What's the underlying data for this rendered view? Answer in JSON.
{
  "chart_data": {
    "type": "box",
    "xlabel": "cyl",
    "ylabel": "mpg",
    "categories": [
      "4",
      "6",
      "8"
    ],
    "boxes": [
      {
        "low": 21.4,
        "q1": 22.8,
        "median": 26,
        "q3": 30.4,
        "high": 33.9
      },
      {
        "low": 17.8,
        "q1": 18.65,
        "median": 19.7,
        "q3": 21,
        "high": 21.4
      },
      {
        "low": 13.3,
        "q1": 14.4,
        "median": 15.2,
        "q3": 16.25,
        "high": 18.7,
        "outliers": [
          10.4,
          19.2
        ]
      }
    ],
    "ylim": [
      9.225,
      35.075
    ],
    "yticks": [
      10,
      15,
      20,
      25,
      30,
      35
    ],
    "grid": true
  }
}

### Task to carry out
Print the material above once more, exactly.

### Correct output
What's the underlying data for this rendered view? Answer in JSON.
{
  "chart_data": {
    "type": "box",
    "xlabel": "cyl",
    "ylabel": "mpg",
    "categories": [
      "4",
      "6",
      "8"
    ],
    "boxes": [
      {
        "low": 21.4,
        "q1": 22.8,
        "median": 26,
        "q3": 30.4,
        "high": 33.9
      },
      {
        "low": 17.8,
        "q1": 18.65,
        "median": 19.7,
        "q3": 21,
        "high": 21.4
      },
      {
        "low": 13.3,
        "q1": 14.4,
        "median": 15.2,
        "q3": 16.25,
        "high": 18.7,
        "outliers": [
          10.4,
          19.2
        ]
      }
    ],
    "ylim": [
      9.225,
      35.075
    ],
    "yticks": [
      10,
      15,
      20,
      25,
      30,
      35
    ],
    "grid": true
  }
}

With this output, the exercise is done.